__Dataset entries__
· · · · · · ·

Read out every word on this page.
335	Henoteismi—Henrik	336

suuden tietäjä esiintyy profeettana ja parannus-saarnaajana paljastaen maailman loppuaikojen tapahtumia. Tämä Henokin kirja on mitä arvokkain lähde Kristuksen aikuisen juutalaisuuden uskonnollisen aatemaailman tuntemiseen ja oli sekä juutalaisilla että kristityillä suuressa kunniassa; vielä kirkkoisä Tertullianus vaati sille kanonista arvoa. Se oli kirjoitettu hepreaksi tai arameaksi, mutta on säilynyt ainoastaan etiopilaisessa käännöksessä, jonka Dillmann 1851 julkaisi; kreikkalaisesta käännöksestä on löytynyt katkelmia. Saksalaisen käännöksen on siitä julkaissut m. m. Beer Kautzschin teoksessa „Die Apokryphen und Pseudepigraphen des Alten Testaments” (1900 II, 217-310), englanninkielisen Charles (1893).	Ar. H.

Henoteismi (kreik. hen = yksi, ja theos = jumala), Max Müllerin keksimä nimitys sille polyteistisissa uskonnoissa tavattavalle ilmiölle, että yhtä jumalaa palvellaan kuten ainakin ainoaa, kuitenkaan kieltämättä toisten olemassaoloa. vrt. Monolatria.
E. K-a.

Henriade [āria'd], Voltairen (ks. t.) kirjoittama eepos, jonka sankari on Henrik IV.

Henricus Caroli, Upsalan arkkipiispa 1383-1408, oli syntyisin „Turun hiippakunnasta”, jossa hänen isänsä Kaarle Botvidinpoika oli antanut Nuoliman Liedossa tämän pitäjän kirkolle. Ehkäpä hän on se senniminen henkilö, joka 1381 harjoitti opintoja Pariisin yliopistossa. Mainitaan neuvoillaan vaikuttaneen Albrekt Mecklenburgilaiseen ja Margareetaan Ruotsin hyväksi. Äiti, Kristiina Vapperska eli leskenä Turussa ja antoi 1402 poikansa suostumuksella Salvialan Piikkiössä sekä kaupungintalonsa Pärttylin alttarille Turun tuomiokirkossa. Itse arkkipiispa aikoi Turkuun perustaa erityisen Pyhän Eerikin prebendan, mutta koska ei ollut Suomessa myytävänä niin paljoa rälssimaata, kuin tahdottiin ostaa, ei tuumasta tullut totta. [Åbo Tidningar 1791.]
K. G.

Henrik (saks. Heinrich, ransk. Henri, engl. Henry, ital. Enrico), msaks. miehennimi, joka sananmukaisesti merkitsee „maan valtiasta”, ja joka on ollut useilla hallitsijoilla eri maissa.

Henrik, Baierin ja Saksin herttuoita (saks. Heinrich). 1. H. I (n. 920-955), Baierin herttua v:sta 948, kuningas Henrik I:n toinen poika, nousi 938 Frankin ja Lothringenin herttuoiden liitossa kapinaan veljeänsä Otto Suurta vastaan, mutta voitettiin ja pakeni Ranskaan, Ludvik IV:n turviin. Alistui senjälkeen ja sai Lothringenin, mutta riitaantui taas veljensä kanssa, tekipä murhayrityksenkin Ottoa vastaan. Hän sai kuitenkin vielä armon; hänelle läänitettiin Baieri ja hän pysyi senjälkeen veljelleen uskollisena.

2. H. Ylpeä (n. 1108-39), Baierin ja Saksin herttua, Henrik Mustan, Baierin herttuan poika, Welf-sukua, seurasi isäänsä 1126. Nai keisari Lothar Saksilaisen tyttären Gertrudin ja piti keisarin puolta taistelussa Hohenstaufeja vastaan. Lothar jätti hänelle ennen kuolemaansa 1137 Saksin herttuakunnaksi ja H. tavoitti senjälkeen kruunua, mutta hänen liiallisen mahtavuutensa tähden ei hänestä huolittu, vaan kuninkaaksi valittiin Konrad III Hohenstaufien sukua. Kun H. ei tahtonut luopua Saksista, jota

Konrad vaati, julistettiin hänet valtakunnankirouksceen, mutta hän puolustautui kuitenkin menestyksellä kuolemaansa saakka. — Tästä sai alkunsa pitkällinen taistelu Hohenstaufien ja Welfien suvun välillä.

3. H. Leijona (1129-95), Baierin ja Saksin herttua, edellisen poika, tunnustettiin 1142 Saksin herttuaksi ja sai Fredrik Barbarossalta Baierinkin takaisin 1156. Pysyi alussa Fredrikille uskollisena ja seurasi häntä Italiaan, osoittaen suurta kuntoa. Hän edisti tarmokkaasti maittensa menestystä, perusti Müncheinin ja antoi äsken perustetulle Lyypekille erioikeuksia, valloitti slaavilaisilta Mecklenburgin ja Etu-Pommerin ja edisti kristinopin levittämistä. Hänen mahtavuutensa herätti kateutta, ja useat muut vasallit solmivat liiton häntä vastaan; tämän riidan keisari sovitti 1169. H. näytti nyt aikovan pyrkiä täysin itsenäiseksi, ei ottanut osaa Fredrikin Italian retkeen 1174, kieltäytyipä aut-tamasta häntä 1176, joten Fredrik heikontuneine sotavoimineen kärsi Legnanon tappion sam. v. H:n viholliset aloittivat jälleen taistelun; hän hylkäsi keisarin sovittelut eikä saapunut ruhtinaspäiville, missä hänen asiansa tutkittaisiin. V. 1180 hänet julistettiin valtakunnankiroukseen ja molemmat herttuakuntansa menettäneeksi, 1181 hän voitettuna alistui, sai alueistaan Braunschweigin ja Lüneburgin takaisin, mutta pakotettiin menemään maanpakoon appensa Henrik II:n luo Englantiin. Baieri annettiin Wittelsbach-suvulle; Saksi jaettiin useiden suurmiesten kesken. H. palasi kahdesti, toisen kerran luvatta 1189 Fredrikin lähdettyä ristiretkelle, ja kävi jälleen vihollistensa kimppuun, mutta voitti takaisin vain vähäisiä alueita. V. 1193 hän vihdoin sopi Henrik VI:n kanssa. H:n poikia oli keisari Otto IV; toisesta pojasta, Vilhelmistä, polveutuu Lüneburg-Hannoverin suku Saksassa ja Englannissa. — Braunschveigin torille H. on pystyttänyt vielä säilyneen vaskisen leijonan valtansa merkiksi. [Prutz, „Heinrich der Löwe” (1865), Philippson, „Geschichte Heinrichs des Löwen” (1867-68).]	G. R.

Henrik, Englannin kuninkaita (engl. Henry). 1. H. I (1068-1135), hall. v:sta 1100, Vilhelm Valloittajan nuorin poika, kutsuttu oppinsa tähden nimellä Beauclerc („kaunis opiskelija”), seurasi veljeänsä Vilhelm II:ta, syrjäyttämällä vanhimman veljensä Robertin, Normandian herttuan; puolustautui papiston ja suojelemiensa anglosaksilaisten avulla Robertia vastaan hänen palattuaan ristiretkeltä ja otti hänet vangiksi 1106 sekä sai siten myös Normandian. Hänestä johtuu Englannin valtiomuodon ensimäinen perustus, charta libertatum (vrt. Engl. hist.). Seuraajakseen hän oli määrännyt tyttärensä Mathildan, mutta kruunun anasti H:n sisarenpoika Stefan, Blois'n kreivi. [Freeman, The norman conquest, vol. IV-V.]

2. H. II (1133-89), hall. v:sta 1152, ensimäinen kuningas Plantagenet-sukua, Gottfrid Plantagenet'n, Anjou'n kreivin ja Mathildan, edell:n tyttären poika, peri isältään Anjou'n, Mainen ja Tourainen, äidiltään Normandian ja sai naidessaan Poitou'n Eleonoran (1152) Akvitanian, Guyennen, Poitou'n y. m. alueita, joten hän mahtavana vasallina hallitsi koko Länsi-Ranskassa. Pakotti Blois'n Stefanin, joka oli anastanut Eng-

· · · · · · ·

__Your goal__
Write out every entry above, word for word.

__Exercise solution__
Read out every word on this page.
335	Henoteismi—Henrik	336

suuden tietäjä esiintyy profeettana ja parannus-saarnaajana paljastaen maailman loppuaikojen tapahtumia. Tämä Henokin kirja on mitä arvokkain lähde Kristuksen aikuisen juutalaisuuden uskonnollisen aatemaailman tuntemiseen ja oli sekä juutalaisilla että kristityillä suuressa kunniassa; vielä kirkkoisä Tertullianus vaati sille kanonista arvoa. Se oli kirjoitettu hepreaksi tai arameaksi, mutta on säilynyt ainoastaan etiopilaisessa käännöksessä, jonka Dillmann 1851 julkaisi; kreikkalaisesta käännöksestä on löytynyt katkelmia. Saksalaisen käännöksen on siitä julkaissut m. m. Beer Kautzschin teoksessa „Die Apokryphen und Pseudepigraphen des Alten Testaments” (1900 II, 217-310), englanninkielisen Charles (1893).	Ar. H.

Henoteismi (kreik. hen = yksi, ja theos = jumala), Max Müllerin keksimä nimitys sille polyteistisissa uskonnoissa tavattavalle ilmiölle, että yhtä jumalaa palvellaan kuten ainakin ainoaa, kuitenkaan kieltämättä toisten olemassaoloa. vrt. Monolatria.
E. K-a.

Henriade [āria'd], Voltairen (ks. t.) kirjoittama eepos, jonka sankari on Henrik IV.

Henricus Caroli, Upsalan arkkipiispa 1383-1408, oli syntyisin „Turun hiippakunnasta”, jossa hänen isänsä Kaarle Botvidinpoika oli antanut Nuoliman Liedossa tämän pitäjän kirkolle. Ehkäpä hän on se senniminen henkilö, joka 1381 harjoitti opintoja Pariisin yliopistossa. Mainitaan neuvoillaan vaikuttaneen Albrekt Mecklenburgilaiseen ja Margareetaan Ruotsin hyväksi. Äiti, Kristiina Vapperska eli leskenä Turussa ja antoi 1402 poikansa suostumuksella Salvialan Piikkiössä sekä kaupungintalonsa Pärttylin alttarille Turun tuomiokirkossa. Itse arkkipiispa aikoi Turkuun perustaa erityisen Pyhän Eerikin prebendan, mutta koska ei ollut Suomessa myytävänä niin paljoa rälssimaata, kuin tahdottiin ostaa, ei tuumasta tullut totta. [Åbo Tidningar 1791.]
K. G.

Henrik (saks. Heinrich, ransk. Henri, engl. Henry, ital. Enrico), msaks. miehennimi, joka sananmukaisesti merkitsee „maan valtiasta”, ja joka on ollut useilla hallitsijoilla eri maissa.

Henrik, Baierin ja Saksin herttuoita (saks. Heinrich). 1. H. I (n. 920-955), Baierin herttua v:sta 948, kuningas Henrik I:n toinen poika, nousi 938 Frankin ja Lothringenin herttuoiden liitossa kapinaan veljeänsä Otto Suurta vastaan, mutta voitettiin ja pakeni Ranskaan, Ludvik IV:n turviin. Alistui senjälkeen ja sai Lothringenin, mutta riitaantui taas veljensä kanssa, tekipä murhayrityksenkin Ottoa vastaan. Hän sai kuitenkin vielä armon; hänelle läänitettiin Baieri ja hän pysyi senjälkeen veljelleen uskollisena.

2. H. Ylpeä (n. 1108-39), Baierin ja Saksin herttua, Henrik Mustan, Baierin herttuan poika, Welf-sukua, seurasi isäänsä 1126. Nai keisari Lothar Saksilaisen tyttären Gertrudin ja piti keisarin puolta taistelussa Hohenstaufeja vastaan. Lothar jätti hänelle ennen kuolemaansa 1137 Saksin herttuakunnaksi ja H. tavoitti senjälkeen kruunua, mutta hänen liiallisen mahtavuutensa tähden ei hänestä huolittu, vaan kuninkaaksi valittiin Konrad III Hohenstaufien sukua. Kun H. ei tahtonut luopua Saksista, jota

Konrad vaati, julistettiin hänet valtakunnankirouksceen, mutta hän puolustautui kuitenkin menestyksellä kuolemaansa saakka. — Tästä sai alkunsa pitkällinen taistelu Hohenstaufien ja Welfien suvun välillä.

3. H. Leijona (1129-95), Baierin ja Saksin herttua, edellisen poika, tunnustettiin 1142 Saksin herttuaksi ja sai Fredrik Barbarossalta Baierinkin takaisin 1156. Pysyi alussa Fredrikille uskollisena ja seurasi häntä Italiaan, osoittaen suurta kuntoa. Hän edisti tarmokkaasti maittensa menestystä, perusti Müncheinin ja antoi äsken perustetulle Lyypekille erioikeuksia, valloitti slaavilaisilta Mecklenburgin ja Etu-Pommerin ja edisti kristinopin levittämistä. Hänen mahtavuutensa herätti kateutta, ja useat muut vasallit solmivat liiton häntä vastaan; tämän riidan keisari sovitti 1169. H. näytti nyt aikovan pyrkiä täysin itsenäiseksi, ei ottanut osaa Fredrikin Italian retkeen 1174, kieltäytyipä aut-tamasta häntä 1176, joten Fredrik heikontuneine sotavoimineen kärsi Legnanon tappion sam. v. H:n viholliset aloittivat jälleen taistelun; hän hylkäsi keisarin sovittelut eikä saapunut ruhtinaspäiville, missä hänen asiansa tutkittaisiin. V. 1180 hänet julistettiin valtakunnankiroukseen ja molemmat herttuakuntansa menettäneeksi, 1181 hän voitettuna alistui, sai alueistaan Braunschweigin ja Lüneburgin takaisin, mutta pakotettiin menemään maanpakoon appensa Henrik II:n luo Englantiin. Baieri annettiin Wittelsbach-suvulle; Saksi jaettiin useiden suurmiesten kesken. H. palasi kahdesti, toisen kerran luvatta 1189 Fredrikin lähdettyä ristiretkelle, ja kävi jälleen vihollistensa kimppuun, mutta voitti takaisin vain vähäisiä alueita. V. 1193 hän vihdoin sopi Henrik VI:n kanssa. H:n poikia oli keisari Otto IV; toisesta pojasta, Vilhelmistä, polveutuu Lüneburg-Hannoverin suku Saksassa ja Englannissa. — Braunschveigin torille H. on pystyttänyt vielä säilyneen vaskisen leijonan valtansa merkiksi. [Prutz, „Heinrich der Löwe” (1865), Philippson, „Geschichte Heinrichs des Löwen” (1867-68).]	G. R.

Henrik, Englannin kuninkaita (engl. Henry). 1. H. I (1068-1135), hall. v:sta 1100, Vilhelm Valloittajan nuorin poika, kutsuttu oppinsa tähden nimellä Beauclerc („kaunis opiskelija”), seurasi veljeänsä Vilhelm II:ta, syrjäyttämällä vanhimman veljensä Robertin, Normandian herttuan; puolustautui papiston ja suojelemiensa anglosaksilaisten avulla Robertia vastaan hänen palattuaan ristiretkeltä ja otti hänet vangiksi 1106 sekä sai siten myös Normandian. Hänestä johtuu Englannin valtiomuodon ensimäinen perustus, charta libertatum (vrt. Engl. hist.). Seuraajakseen hän oli määrännyt tyttärensä Mathildan, mutta kruunun anasti H:n sisarenpoika Stefan, Blois'n kreivi. [Freeman, The norman conquest, vol. IV-V.]

2. H. II (1133-89), hall. v:sta 1152, ensimäinen kuningas Plantagenet-sukua, Gottfrid Plantagenet'n, Anjou'n kreivin ja Mathildan, edell:n tyttären poika, peri isältään Anjou'n, Mainen ja Tourainen, äidiltään Normandian ja sai naidessaan Poitou'n Eleonoran (1152) Akvitanian, Guyennen, Poitou'n y. m. alueita, joten hän mahtavana vasallina hallitsi koko Länsi-Ranskassa. Pakotti Blois'n Stefanin, joka oli anastanut Eng-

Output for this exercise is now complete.